__Saved data entries__.
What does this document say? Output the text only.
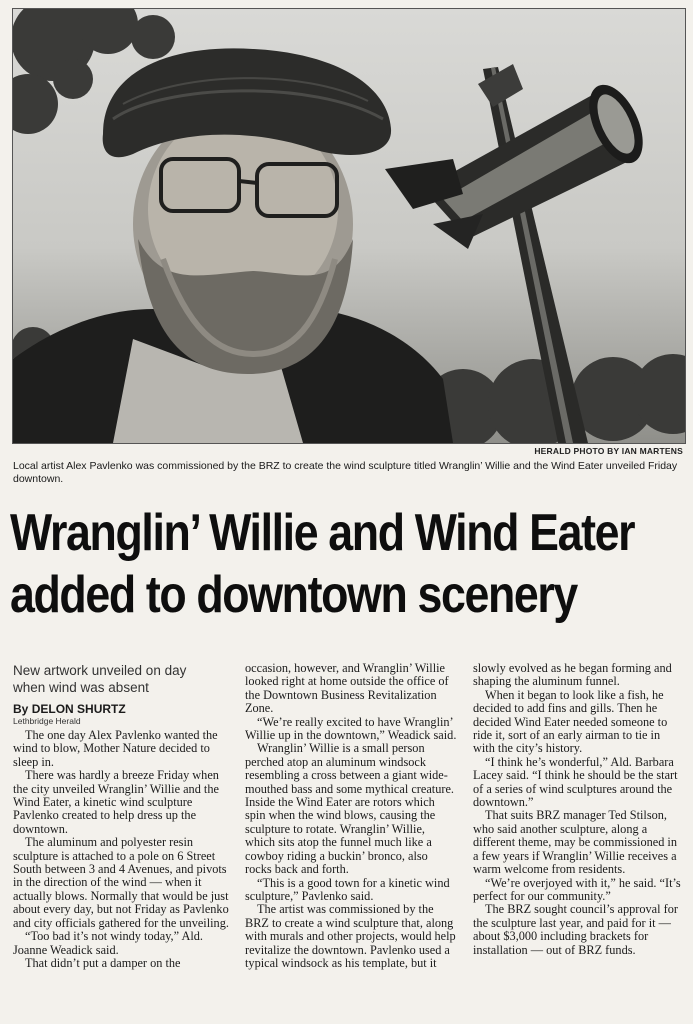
HERALD PHOTO BY IAN MARTENS
Local artist Alex Pavlenko was commissioned by the BRZ to create the wind sculpture titled Wranglin’ Willie and the Wind Eater unveiled Friday downtown.
Wranglin’ Willie and Wind Eater
added to downtown scenery
New artwork unveiled on day
when wind was absent
By DELON SHURTZ
Lethbridge Herald

The one day Alex Pavlenko wanted the wind to blow, Mother Nature decided to sleep in.

There was hardly a breeze Friday when the city unveiled Wranglin’ Willie and the Wind Eater, a kinetic wind sculpture Pavlenko created to help dress up the downtown.

The aluminum and polyester resin sculpture is attached to a pole on 6 Street South between 3 and 4 Avenues, and pivots in the direction of the wind — when it actually blows. Normally that would be just about every day, but not Friday as Pavlenko and city officials gathered for the unveiling.

“Too bad it’s not windy today,” Ald. Joanne Weadick said.

That didn’t put a damper on the

occasion, however, and Wranglin’ Willie looked right at home outside the office of the Downtown Business Revitalization Zone.

“We’re really excited to have Wranglin’ Willie up in the downtown,” Weadick said.

Wranglin’ Willie is a small person perched atop an aluminum windsock resembling a cross between a giant wide-mouthed bass and some mythical creature. Inside the Wind Eater are rotors which spin when the wind blows, causing the sculpture to rotate. Wranglin’ Willie, which sits atop the funnel much like a cowboy riding a buckin’ bronco, also rocks back and forth.

“This is a good town for a kinetic wind sculpture,” Pavlenko said.

The artist was commissioned by the BRZ to create a wind sculpture that, along with murals and other projects, would help revitalize the downtown. Pavlenko used a typical windsock as his template, but it

slowly evolved as he began forming and shaping the aluminum funnel.

When it began to look like a fish, he decided to add fins and gills. Then he decided Wind Eater needed someone to ride it, sort of an early airman to tie in with the city’s history.

“I think he’s wonderful,” Ald. Barbara Lacey said. “I think he should be the start of a series of wind sculptures around the downtown.”

That suits BRZ manager Ted Stilson, who said another sculpture, along a different theme, may be commissioned in a few years if Wranglin’ Willie receives a warm welcome from residents.

“We’re overjoyed with it,” he said. “It’s perfect for our community.”

The BRZ sought council’s approval for the sculpture last year, and paid for it — about $3,000 including brackets for installation — out of BRZ funds.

__REQUIRED TASK__.
In your copy, repeat each record exactly and include no pictures.

__TASK OUTPUT__.
What does this document say? Output the text only.
HERALD PHOTO BY IAN MARTENS
Local artist Alex Pavlenko was commissioned by the BRZ to create the wind sculpture titled Wranglin’ Willie and the Wind Eater unveiled Friday downtown.
Wranglin’ Willie and Wind Eater
added to downtown scenery
New artwork unveiled on day
when wind was absent
By DELON SHURTZ
Lethbridge Herald

The one day Alex Pavlenko wanted the wind to blow, Mother Nature decided to sleep in.

There was hardly a breeze Friday when the city unveiled Wranglin’ Willie and the Wind Eater, a kinetic wind sculpture Pavlenko created to help dress up the downtown.

The aluminum and polyester resin sculpture is attached to a pole on 6 Street South between 3 and 4 Avenues, and pivots in the direction of the wind — when it actually blows. Normally that would be just about every day, but not Friday as Pavlenko and city officials gathered for the unveiling.

“Too bad it’s not windy today,” Ald. Joanne Weadick said.

That didn’t put a damper on the

occasion, however, and Wranglin’ Willie looked right at home outside the office of the Downtown Business Revitalization Zone.

“We’re really excited to have Wranglin’ Willie up in the downtown,” Weadick said.

Wranglin’ Willie is a small person perched atop an aluminum windsock resembling a cross between a giant wide-mouthed bass and some mythical creature. Inside the Wind Eater are rotors which spin when the wind blows, causing the sculpture to rotate. Wranglin’ Willie, which sits atop the funnel much like a cowboy riding a buckin’ bronco, also rocks back and forth.

“This is a good town for a kinetic wind sculpture,” Pavlenko said.

The artist was commissioned by the BRZ to create a wind sculpture that, along with murals and other projects, would help revitalize the downtown. Pavlenko used a typical windsock as his template, but it

slowly evolved as he began forming and shaping the aluminum funnel.

When it began to look like a fish, he decided to add fins and gills. Then he decided Wind Eater needed someone to ride it, sort of an early airman to tie in with the city’s history.

“I think he’s wonderful,” Ald. Barbara Lacey said. “I think he should be the start of a series of wind sculptures around the downtown.”

That suits BRZ manager Ted Stilson, who said another sculpture, along a different theme, may be commissioned in a few years if Wranglin’ Willie receives a warm welcome from residents.

“We’re overjoyed with it,” he said. “It’s perfect for our community.”

The BRZ sought council’s approval for the sculpture last year, and paid for it — about $3,000 including brackets for installation — out of BRZ funds.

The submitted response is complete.